START LISTED ENTRIES

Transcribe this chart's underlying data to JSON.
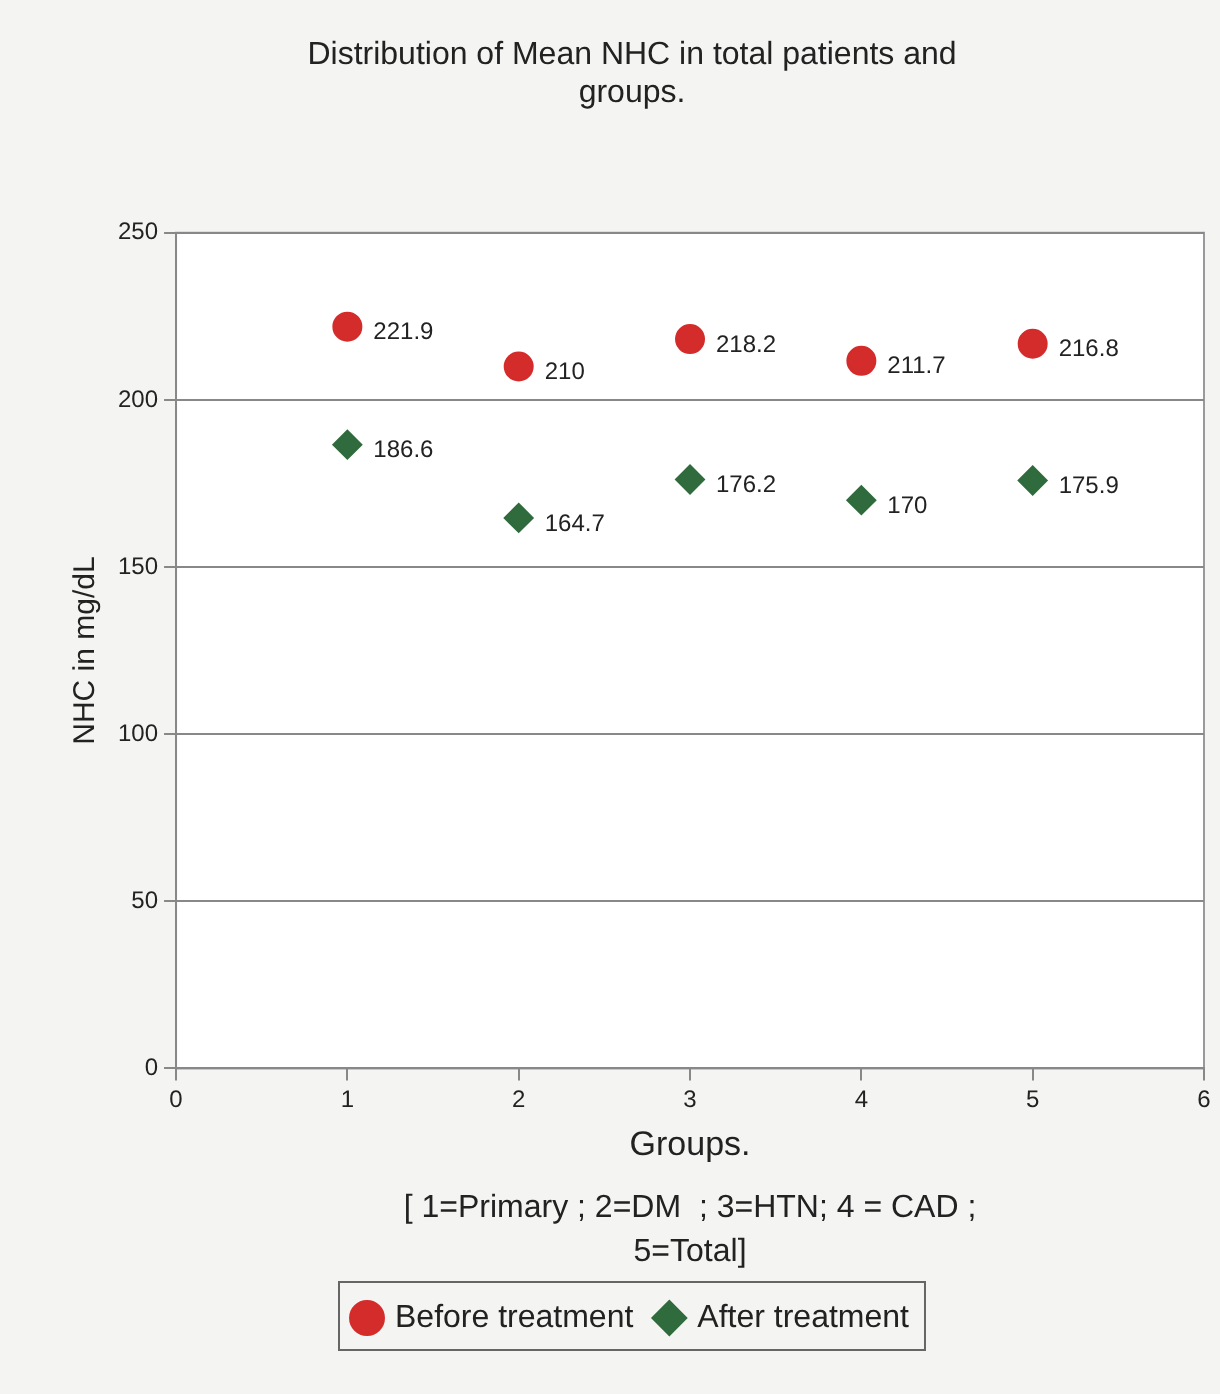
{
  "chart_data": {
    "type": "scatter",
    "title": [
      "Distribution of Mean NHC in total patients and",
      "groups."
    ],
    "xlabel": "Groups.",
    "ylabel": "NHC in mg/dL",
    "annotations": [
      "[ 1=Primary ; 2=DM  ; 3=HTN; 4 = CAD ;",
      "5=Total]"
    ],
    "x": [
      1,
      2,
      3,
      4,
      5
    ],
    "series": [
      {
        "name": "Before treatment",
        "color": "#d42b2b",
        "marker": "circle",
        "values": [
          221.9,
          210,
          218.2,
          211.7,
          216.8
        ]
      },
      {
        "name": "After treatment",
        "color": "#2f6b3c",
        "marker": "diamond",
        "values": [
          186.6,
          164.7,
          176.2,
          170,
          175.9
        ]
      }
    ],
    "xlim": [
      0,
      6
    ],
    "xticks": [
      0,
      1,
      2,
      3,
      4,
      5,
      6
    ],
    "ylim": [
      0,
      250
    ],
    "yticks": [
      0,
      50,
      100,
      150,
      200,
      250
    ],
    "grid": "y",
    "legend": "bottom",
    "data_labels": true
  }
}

END LISTED ENTRIES

■ AIM OF THE EXERCISE ■
Return each line above word for word. Skip the pictures.

■ SOLUTION TO THIS TASK ■
Transcribe this chart's underlying data to JSON.
{
  "chart_data": {
    "type": "scatter",
    "title": [
      "Distribution of Mean NHC in total patients and",
      "groups."
    ],
    "xlabel": "Groups.",
    "ylabel": "NHC in mg/dL",
    "annotations": [
      "[ 1=Primary ; 2=DM  ; 3=HTN; 4 = CAD ;",
      "5=Total]"
    ],
    "x": [
      1,
      2,
      3,
      4,
      5
    ],
    "series": [
      {
        "name": "Before treatment",
        "color": "#d42b2b",
        "marker": "circle",
        "values": [
          221.9,
          210,
          218.2,
          211.7,
          216.8
        ]
      },
      {
        "name": "After treatment",
        "color": "#2f6b3c",
        "marker": "diamond",
        "values": [
          186.6,
          164.7,
          176.2,
          170,
          175.9
        ]
      }
    ],
    "xlim": [
      0,
      6
    ],
    "xticks": [
      0,
      1,
      2,
      3,
      4,
      5,
      6
    ],
    "ylim": [
      0,
      250
    ],
    "yticks": [
      0,
      50,
      100,
      150,
      200,
      250
    ],
    "grid": "y",
    "legend": "bottom",
    "data_labels": true
  }
}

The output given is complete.